Provided entries:
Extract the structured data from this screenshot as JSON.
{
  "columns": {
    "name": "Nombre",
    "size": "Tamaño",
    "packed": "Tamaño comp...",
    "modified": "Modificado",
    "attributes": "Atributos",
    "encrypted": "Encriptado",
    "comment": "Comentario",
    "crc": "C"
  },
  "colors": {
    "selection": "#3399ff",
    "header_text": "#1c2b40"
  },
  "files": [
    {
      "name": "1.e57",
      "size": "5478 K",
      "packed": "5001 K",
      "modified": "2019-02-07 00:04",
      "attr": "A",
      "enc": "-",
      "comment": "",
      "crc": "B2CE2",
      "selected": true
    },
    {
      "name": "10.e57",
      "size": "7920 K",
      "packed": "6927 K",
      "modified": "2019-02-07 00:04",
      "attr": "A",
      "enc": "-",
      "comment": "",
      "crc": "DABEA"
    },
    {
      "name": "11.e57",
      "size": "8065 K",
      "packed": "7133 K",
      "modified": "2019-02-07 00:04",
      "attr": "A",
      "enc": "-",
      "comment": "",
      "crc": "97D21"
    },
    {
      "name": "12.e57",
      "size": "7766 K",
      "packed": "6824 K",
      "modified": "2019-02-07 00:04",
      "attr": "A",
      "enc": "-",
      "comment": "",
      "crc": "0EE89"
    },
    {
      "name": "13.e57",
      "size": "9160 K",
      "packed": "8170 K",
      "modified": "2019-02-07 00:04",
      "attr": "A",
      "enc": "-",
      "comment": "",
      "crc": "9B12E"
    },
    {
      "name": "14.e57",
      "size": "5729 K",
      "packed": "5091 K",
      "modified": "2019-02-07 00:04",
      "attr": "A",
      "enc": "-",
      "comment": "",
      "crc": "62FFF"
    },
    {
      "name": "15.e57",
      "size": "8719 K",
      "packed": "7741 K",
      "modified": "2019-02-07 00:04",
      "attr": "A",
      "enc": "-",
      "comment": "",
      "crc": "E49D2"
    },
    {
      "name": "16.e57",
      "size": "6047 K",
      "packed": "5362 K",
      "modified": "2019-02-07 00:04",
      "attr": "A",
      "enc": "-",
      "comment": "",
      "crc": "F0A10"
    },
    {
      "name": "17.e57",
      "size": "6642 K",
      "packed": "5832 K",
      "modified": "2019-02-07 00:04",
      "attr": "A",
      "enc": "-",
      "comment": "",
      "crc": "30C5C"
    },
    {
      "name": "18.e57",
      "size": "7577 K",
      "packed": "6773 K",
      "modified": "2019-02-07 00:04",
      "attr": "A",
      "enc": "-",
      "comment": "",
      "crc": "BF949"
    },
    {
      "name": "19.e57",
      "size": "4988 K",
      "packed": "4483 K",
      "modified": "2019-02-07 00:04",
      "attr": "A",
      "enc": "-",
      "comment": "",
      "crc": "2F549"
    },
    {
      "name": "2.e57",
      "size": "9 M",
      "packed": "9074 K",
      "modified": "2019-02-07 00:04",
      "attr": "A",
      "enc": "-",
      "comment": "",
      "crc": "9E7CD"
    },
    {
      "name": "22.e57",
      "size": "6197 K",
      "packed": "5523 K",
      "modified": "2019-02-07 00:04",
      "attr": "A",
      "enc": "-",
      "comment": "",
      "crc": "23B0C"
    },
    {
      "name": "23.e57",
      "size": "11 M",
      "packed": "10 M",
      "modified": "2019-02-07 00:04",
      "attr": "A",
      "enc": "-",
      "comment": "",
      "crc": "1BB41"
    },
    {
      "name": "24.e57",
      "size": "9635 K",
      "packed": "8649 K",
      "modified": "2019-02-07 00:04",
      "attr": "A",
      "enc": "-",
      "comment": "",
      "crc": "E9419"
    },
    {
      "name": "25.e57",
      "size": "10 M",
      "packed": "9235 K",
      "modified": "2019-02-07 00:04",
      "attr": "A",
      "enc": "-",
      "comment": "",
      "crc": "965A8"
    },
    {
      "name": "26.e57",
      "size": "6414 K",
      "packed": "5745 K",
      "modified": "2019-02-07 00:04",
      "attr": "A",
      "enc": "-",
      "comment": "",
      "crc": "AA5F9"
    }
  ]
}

Exercise goal:
Every line above needs to be retyped exactly.

Result of this exercise:
Extract the structured data from this screenshot as JSON.
{
  "columns": {
    "name": "Nombre",
    "size": "Tamaño",
    "packed": "Tamaño comp...",
    "modified": "Modificado",
    "attributes": "Atributos",
    "encrypted": "Encriptado",
    "comment": "Comentario",
    "crc": "C"
  },
  "colors": {
    "selection": "#3399ff",
    "header_text": "#1c2b40"
  },
  "files": [
    {
      "name": "1.e57",
      "size": "5478 K",
      "packed": "5001 K",
      "modified": "2019-02-07 00:04",
      "attr": "A",
      "enc": "-",
      "comment": "",
      "crc": "B2CE2",
      "selected": true
    },
    {
      "name": "10.e57",
      "size": "7920 K",
      "packed": "6927 K",
      "modified": "2019-02-07 00:04",
      "attr": "A",
      "enc": "-",
      "comment": "",
      "crc": "DABEA"
    },
    {
      "name": "11.e57",
      "size": "8065 K",
      "packed": "7133 K",
      "modified": "2019-02-07 00:04",
      "attr": "A",
      "enc": "-",
      "comment": "",
      "crc": "97D21"
    },
    {
      "name": "12.e57",
      "size": "7766 K",
      "packed": "6824 K",
      "modified": "2019-02-07 00:04",
      "attr": "A",
      "enc": "-",
      "comment": "",
      "crc": "0EE89"
    },
    {
      "name": "13.e57",
      "size": "9160 K",
      "packed": "8170 K",
      "modified": "2019-02-07 00:04",
      "attr": "A",
      "enc": "-",
      "comment": "",
      "crc": "9B12E"
    },
    {
      "name": "14.e57",
      "size": "5729 K",
      "packed": "5091 K",
      "modified": "2019-02-07 00:04",
      "attr": "A",
      "enc": "-",
      "comment": "",
      "crc": "62FFF"
    },
    {
      "name": "15.e57",
      "size": "8719 K",
      "packed": "7741 K",
      "modified": "2019-02-07 00:04",
      "attr": "A",
      "enc": "-",
      "comment": "",
      "crc": "E49D2"
    },
    {
      "name": "16.e57",
      "size": "6047 K",
      "packed": "5362 K",
      "modified": "2019-02-07 00:04",
      "attr": "A",
      "enc": "-",
      "comment": "",
      "crc": "F0A10"
    },
    {
      "name": "17.e57",
      "size": "6642 K",
      "packed": "5832 K",
      "modified": "2019-02-07 00:04",
      "attr": "A",
      "enc": "-",
      "comment": "",
      "crc": "30C5C"
    },
    {
      "name": "18.e57",
      "size": "7577 K",
      "packed": "6773 K",
      "modified": "2019-02-07 00:04",
      "attr": "A",
      "enc": "-",
      "comment": "",
      "crc": "BF949"
    },
    {
      "name": "19.e57",
      "size": "4988 K",
      "packed": "4483 K",
      "modified": "2019-02-07 00:04",
      "attr": "A",
      "enc": "-",
      "comment": "",
      "crc": "2F549"
    },
    {
      "name": "2.e57",
      "size": "9 M",
      "packed": "9074 K",
      "modified": "2019-02-07 00:04",
      "attr": "A",
      "enc": "-",
      "comment": "",
      "crc": "9E7CD"
    },
    {
      "name": "22.e57",
      "size": "6197 K",
      "packed": "5523 K",
      "modified": "2019-02-07 00:04",
      "attr": "A",
      "enc": "-",
      "comment": "",
      "crc": "23B0C"
    },
    {
      "name": "23.e57",
      "size": "11 M",
      "packed": "10 M",
      "modified": "2019-02-07 00:04",
      "attr": "A",
      "enc": "-",
      "comment": "",
      "crc": "1BB41"
    },
    {
      "name": "24.e57",
      "size": "9635 K",
      "packed": "8649 K",
      "modified": "2019-02-07 00:04",
      "attr": "A",
      "enc": "-",
      "comment": "",
      "crc": "E9419"
    },
    {
      "name": "25.e57",
      "size": "10 M",
      "packed": "9235 K",
      "modified": "2019-02-07 00:04",
      "attr": "A",
      "enc": "-",
      "comment": "",
      "crc": "965A8"
    },
    {
      "name": "26.e57",
      "size": "6414 K",
      "packed": "5745 K",
      "modified": "2019-02-07 00:04",
      "attr": "A",
      "enc": "-",
      "comment": "",
      "crc": "AA5F9"
    }
  ]
}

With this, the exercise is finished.